# start of RECORDED INFORMATION

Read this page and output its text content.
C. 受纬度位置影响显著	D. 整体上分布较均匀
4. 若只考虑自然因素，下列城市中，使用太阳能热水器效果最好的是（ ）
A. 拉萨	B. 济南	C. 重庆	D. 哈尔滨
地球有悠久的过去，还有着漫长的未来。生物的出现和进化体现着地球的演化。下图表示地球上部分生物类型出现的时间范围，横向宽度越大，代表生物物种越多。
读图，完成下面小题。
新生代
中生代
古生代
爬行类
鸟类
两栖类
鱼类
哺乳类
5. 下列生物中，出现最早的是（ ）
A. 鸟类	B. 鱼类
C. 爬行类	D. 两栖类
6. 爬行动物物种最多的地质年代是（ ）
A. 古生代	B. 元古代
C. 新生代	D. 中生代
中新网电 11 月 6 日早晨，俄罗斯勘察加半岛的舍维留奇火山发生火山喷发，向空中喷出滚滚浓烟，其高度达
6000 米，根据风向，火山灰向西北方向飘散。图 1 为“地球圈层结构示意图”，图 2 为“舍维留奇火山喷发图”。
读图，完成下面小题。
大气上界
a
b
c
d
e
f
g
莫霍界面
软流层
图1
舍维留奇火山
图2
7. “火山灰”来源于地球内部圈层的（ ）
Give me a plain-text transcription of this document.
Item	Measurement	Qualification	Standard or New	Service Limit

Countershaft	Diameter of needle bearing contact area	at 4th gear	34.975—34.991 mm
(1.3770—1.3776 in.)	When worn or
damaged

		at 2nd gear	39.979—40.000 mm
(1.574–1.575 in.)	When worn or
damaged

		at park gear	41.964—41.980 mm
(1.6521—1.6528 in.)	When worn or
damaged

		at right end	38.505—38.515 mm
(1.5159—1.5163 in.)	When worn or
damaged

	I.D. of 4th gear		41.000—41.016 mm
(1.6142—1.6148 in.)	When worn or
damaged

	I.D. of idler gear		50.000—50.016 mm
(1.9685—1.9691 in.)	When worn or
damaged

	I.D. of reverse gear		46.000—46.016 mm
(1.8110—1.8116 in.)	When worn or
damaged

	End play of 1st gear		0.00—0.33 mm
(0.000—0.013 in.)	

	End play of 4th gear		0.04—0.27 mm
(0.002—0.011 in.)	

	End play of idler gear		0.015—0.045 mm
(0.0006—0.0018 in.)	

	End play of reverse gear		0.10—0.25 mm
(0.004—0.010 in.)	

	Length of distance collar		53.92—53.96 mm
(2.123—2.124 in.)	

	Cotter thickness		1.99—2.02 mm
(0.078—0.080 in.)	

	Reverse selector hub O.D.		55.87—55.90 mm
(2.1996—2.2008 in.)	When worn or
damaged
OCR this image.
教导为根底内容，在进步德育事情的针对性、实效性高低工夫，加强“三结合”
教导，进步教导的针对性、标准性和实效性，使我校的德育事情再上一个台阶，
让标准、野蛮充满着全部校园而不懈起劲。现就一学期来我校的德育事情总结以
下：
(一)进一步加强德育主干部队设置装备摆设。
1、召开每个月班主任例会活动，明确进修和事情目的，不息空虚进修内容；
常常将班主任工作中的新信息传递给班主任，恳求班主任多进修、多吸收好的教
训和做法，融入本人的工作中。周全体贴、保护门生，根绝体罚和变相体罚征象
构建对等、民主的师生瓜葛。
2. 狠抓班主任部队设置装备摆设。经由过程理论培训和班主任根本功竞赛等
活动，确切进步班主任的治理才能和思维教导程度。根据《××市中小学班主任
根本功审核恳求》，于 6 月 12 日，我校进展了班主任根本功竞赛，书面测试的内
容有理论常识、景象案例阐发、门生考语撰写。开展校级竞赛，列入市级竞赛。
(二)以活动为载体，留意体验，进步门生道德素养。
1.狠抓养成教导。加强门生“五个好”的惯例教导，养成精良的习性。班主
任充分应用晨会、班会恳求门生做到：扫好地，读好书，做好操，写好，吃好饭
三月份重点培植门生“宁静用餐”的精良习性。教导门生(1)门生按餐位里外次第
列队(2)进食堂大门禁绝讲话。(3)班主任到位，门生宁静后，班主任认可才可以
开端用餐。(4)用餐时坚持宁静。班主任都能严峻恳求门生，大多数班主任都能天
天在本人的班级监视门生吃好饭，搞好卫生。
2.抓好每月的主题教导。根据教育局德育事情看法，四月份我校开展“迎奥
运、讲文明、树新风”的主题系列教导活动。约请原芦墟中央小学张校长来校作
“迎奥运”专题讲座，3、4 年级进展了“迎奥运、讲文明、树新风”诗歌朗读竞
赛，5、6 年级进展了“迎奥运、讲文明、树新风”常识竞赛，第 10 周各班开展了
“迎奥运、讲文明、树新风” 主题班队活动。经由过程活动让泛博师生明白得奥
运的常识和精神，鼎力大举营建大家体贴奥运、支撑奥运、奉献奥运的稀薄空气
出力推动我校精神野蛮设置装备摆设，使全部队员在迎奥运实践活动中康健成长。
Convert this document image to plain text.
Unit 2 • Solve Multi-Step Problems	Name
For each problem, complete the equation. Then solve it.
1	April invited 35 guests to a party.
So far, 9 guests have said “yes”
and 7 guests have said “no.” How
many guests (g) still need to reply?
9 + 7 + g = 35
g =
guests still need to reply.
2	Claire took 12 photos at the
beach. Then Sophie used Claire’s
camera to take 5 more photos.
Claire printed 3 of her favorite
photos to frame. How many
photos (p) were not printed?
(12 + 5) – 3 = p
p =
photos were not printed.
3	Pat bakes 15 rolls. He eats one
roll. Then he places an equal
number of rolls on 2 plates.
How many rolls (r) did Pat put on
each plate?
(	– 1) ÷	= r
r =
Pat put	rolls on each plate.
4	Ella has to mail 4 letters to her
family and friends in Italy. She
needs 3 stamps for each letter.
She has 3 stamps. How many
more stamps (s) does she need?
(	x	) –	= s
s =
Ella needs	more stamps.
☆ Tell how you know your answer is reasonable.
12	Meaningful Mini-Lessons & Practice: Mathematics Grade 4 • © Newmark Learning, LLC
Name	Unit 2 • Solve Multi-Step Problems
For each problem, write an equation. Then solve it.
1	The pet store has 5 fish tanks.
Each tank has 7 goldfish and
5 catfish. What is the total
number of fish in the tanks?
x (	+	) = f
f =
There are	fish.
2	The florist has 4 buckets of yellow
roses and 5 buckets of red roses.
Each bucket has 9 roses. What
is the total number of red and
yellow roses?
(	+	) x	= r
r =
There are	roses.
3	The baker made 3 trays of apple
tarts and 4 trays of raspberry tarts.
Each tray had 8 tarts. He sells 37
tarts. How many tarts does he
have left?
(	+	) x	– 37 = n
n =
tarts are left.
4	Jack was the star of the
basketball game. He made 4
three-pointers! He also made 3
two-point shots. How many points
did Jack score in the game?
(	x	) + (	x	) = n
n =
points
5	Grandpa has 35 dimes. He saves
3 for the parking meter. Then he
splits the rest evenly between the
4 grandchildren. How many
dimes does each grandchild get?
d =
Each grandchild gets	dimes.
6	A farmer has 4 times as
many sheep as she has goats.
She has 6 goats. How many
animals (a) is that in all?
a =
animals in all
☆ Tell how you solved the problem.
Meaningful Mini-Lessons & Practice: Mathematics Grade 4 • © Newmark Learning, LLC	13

# end of RECORDED INFORMATION

REQUIRED WORK: Find the word "document" in the material, then list each line that holds it.

COMPLETE ANSWER:
Give me a plain-text transcription of this document.
Convert this document image to plain text.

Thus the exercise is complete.